* **YOUR TASK**: Give the source data from its first line through the line containing "menu-item-save-as-picture[interactable]: Save as" as a JSON list of strings, one string per line, including both ends and leaving out blank lines.

[Source data]
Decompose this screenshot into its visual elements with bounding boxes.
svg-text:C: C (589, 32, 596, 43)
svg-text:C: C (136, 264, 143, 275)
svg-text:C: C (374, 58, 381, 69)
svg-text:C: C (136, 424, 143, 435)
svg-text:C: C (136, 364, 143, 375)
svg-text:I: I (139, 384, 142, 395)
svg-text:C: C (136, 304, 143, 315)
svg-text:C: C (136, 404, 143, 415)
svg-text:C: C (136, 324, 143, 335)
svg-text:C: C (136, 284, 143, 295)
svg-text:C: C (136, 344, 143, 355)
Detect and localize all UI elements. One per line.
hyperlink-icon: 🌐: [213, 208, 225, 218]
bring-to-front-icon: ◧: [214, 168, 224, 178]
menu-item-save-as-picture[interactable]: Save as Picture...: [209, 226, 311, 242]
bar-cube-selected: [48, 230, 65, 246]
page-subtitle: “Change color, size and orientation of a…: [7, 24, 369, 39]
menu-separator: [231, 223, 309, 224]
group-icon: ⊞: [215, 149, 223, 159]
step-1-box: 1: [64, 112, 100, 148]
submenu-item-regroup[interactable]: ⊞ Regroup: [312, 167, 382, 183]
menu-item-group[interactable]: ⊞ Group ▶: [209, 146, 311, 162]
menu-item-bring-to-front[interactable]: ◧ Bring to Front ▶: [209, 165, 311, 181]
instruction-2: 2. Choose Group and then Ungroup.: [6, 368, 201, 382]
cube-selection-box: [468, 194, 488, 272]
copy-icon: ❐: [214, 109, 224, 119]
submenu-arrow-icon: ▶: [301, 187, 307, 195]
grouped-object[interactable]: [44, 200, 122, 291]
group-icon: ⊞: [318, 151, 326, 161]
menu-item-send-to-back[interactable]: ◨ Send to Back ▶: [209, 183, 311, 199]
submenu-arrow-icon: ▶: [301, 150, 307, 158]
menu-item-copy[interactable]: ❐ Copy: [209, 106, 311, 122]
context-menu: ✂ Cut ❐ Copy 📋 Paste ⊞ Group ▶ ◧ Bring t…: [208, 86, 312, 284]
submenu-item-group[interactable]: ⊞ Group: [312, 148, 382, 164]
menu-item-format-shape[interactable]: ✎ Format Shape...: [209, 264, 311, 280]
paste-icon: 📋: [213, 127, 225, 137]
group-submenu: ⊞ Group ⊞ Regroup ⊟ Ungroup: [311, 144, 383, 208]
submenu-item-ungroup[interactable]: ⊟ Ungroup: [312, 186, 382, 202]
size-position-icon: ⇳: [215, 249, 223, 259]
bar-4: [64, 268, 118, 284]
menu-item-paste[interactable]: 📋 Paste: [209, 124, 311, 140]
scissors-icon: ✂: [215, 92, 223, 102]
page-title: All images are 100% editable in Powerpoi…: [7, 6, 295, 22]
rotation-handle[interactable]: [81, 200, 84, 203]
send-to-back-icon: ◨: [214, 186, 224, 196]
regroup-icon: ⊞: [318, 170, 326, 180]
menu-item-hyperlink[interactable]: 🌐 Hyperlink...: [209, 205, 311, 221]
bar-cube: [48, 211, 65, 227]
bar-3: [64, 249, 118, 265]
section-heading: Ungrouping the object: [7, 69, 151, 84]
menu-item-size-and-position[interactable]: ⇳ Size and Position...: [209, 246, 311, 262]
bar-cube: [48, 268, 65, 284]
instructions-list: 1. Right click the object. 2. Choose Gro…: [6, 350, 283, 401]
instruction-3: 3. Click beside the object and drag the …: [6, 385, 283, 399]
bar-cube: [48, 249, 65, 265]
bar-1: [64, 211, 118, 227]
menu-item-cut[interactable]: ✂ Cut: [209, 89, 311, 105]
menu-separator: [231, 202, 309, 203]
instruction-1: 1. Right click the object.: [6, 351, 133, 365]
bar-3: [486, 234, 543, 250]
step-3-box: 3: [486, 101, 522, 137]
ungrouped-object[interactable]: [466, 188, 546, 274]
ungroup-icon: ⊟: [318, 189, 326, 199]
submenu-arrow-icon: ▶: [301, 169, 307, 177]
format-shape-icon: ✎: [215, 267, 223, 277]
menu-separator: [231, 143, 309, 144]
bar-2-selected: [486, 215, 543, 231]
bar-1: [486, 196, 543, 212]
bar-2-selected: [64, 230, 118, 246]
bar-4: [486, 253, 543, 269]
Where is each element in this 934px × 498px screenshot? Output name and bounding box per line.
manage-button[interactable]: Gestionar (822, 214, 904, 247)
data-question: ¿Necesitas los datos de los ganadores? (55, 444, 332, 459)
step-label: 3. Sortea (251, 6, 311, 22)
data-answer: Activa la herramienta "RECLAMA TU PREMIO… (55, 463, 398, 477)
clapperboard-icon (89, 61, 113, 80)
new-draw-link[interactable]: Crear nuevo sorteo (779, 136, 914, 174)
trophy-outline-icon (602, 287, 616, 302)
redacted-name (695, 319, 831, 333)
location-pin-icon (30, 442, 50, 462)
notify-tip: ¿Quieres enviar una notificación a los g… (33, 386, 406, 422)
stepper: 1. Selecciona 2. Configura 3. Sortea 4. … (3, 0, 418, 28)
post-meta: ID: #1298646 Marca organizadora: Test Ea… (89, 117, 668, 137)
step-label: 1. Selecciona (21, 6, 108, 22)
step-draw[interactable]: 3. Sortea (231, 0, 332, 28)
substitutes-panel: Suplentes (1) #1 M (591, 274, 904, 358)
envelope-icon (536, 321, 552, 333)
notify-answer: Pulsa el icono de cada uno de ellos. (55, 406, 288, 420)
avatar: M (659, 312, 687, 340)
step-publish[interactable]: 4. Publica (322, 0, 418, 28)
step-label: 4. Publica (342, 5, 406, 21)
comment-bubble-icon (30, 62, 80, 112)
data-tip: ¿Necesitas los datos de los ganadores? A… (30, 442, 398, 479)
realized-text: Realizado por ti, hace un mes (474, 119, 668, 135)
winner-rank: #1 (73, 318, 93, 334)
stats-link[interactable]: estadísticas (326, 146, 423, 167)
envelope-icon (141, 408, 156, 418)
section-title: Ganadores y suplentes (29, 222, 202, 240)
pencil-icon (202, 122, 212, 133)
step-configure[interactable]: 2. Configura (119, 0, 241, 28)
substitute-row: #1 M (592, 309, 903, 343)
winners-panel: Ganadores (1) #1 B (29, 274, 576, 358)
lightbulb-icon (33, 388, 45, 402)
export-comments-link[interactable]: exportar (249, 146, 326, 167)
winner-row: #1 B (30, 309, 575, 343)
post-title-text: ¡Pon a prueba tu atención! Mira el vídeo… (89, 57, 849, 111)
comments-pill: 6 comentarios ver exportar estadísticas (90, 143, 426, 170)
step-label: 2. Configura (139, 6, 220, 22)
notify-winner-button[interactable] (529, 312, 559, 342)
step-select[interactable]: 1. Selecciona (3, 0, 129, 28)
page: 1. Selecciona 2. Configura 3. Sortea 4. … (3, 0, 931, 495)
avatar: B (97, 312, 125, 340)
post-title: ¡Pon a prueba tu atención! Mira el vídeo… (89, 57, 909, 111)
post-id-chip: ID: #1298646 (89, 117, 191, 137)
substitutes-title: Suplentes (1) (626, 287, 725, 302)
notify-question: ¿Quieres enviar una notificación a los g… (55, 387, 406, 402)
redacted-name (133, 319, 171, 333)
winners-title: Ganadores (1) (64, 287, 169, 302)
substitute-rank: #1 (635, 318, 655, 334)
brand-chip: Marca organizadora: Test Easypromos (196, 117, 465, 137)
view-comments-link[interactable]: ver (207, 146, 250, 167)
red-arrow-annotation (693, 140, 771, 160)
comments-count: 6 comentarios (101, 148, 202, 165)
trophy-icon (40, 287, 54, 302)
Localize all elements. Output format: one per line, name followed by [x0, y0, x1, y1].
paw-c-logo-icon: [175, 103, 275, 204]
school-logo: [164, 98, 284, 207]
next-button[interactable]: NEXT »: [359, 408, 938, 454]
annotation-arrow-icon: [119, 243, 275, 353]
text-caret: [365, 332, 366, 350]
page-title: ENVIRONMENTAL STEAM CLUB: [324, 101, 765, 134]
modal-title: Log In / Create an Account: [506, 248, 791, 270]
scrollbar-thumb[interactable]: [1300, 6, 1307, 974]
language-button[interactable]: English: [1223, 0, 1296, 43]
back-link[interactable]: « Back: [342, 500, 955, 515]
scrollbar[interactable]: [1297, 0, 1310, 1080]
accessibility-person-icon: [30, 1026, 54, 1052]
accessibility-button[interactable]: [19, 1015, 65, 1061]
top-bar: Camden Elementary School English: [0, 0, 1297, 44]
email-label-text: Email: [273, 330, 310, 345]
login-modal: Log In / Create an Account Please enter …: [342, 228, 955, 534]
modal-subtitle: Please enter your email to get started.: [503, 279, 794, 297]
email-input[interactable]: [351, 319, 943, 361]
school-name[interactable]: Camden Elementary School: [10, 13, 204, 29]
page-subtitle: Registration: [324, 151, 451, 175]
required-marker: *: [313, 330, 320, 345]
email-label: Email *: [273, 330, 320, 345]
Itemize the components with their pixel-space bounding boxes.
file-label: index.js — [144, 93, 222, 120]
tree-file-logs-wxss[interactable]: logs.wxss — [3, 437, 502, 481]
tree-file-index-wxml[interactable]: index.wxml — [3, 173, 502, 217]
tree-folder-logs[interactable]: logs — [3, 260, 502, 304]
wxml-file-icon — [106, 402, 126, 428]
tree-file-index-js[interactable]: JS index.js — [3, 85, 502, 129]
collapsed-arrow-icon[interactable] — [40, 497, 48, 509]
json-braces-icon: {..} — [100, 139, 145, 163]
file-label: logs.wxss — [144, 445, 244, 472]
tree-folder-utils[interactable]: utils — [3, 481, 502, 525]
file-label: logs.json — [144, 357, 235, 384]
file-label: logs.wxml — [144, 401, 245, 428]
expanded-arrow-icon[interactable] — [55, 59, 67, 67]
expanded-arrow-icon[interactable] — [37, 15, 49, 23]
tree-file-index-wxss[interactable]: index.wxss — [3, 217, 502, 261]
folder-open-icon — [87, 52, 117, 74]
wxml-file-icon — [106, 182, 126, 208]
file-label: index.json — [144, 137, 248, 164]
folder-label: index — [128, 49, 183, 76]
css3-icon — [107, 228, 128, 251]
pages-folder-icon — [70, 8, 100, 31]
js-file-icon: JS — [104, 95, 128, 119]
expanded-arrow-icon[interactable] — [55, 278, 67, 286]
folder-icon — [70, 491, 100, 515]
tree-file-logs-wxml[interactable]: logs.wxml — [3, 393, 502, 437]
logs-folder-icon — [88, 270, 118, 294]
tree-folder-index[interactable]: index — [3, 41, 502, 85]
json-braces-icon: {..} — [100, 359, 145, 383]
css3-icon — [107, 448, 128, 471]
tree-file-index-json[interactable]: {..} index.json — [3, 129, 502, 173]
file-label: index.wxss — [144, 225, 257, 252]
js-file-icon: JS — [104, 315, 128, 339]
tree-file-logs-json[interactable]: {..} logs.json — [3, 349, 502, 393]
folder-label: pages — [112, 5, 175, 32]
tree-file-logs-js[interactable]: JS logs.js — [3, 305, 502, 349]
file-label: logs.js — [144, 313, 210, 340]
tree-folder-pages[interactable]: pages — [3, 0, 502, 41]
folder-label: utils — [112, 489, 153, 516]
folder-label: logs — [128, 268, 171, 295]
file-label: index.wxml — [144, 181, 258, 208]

* **SOLUTION TO THIS TASK**:
[
  "Decompose this screenshot into its visual elements with bounding boxes.",
  "svg-text:C: C (589, 32, 596, 43)",
  "svg-text:C: C (136, 264, 143, 275)",
  "svg-text:C: C (374, 58, 381, 69)",
  "svg-text:C: C (136, 424, 143, 435)",
  "svg-text:C: C (136, 364, 143, 375)",
  "svg-text:I: I (139, 384, 142, 395)",
  "svg-text:C: C (136, 304, 143, 315)",
  "svg-text:C: C (136, 404, 143, 415)",
  "svg-text:C: C (136, 324, 143, 335)",
  "svg-text:C: C (136, 284, 143, 295)",
  "svg-text:C: C (136, 344, 143, 355)",
  "Detect and localize all UI elements. One per line.",
  "hyperlink-icon: 🌐: [213, 208, 225, 218]",
  "bring-to-front-icon: ◧: [214, 168, 224, 178]",
  "menu-item-save-as-picture[interactable]: Save as Picture...: [209, 226, 311, 242]"
]